SET PROBLEM:
In the text on hydrogen for transport, which partner formed the joint venture Symbio with Forvia?

Hydrogen systems for transport have the potential to revolutionize the way we power vehicles, offering a clean, efficient and sustainable alternative to traditional fossil fuels. Advanced onboard hydrogen storage systems can offer acceptable vehicle ranges while refueling times are comparable to those of liquid fuels. It is no surprise then that there is tremendous interest in the use of hydrogen as a fuel with forecasts showing that the number of light-, medium and heavy-duty vehicles by 2030 could globally be more than 4 million. To make hydrogen a practical solution for transport, there are several key challenges that need to be addressed, including the development of efficient and safe hydrogen storage systems and the optimization of powertrain solutions either via fuel-cell or combustion approaches.
Major automotive suppliers such as Bosch, Forvia, Michelin, Plastic Omnium and Schaeffler amongst others, are making substantial investments in the hydrogen space. Forvia, who has embraced the entire on-board hydrogen value chain together with its partner Michelin and formed the JV Symbio, believes that hydrogen vehicles will be cheaper than electric vehicles by 2030. Furthermore, other than a need for platinum, hydrogen vehicles will not have the extent of precious metal dependence suffered by electric vehicles. Hydrogen vehicle component suppliers are reporting that they are working on a huge number of RFQs. At this point the market is certainly showing no signs of a slowdown. Hydrogen-based approaches are finally coming to market.
A major obstacle to the use of hydrogen is supply availability of the fuel. Huge investments are going into electrolyzers to produce so-called green hydrogen. However, the extent of current levels falls far short of projected demand. Suitable refueling stations for the different vehicle segments are also required. Government investments and incentives will be key to realizing a sustainable market. It has been estimated by industry sources that for a net-zero carbon emissions world in 2050, hydrogen can help meet the world’s energy demand by between 5 and 22 percent (www.wbcsd.org). Major investments will be required in the complete hydrogen infrastructure from production, to logistics, to use.

AVAILABLE DATA:

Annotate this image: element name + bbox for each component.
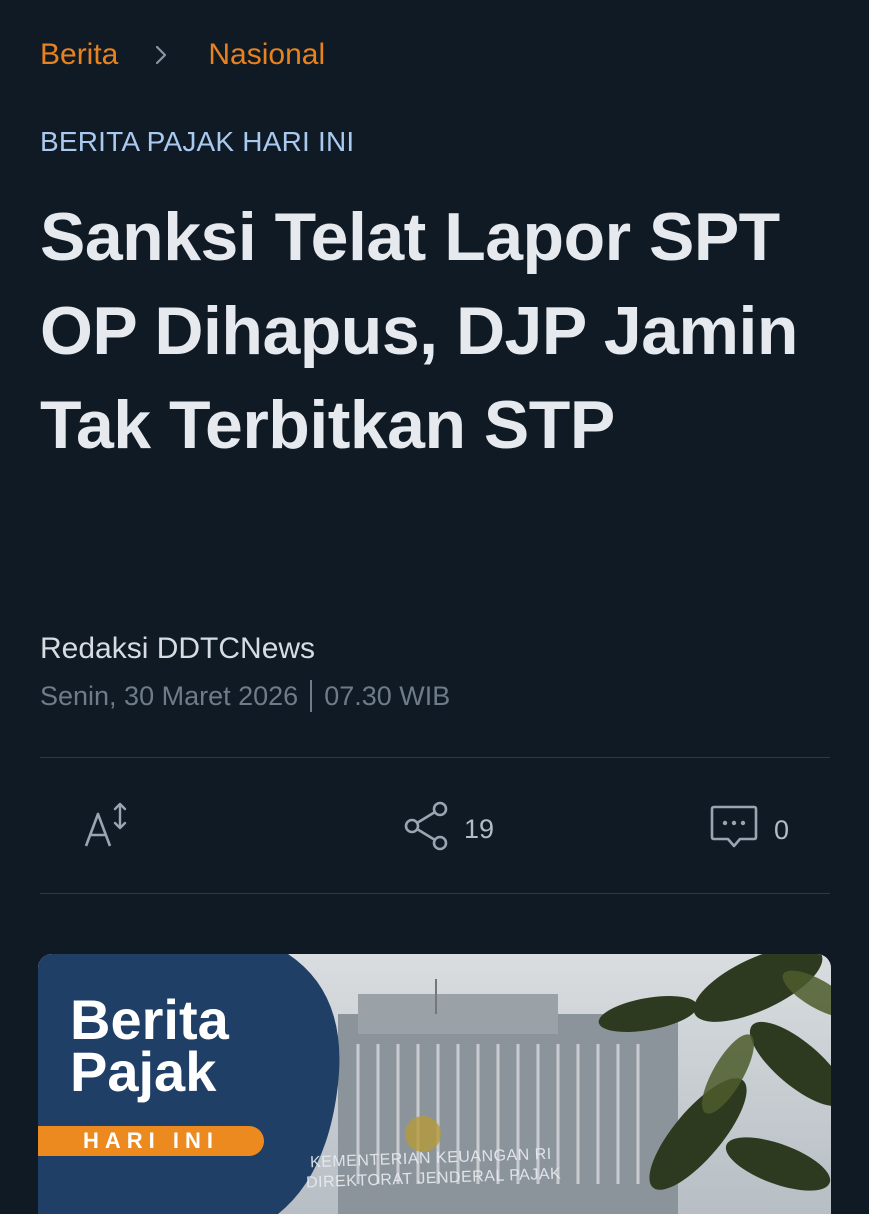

EXERCISE RESULT:
Michelin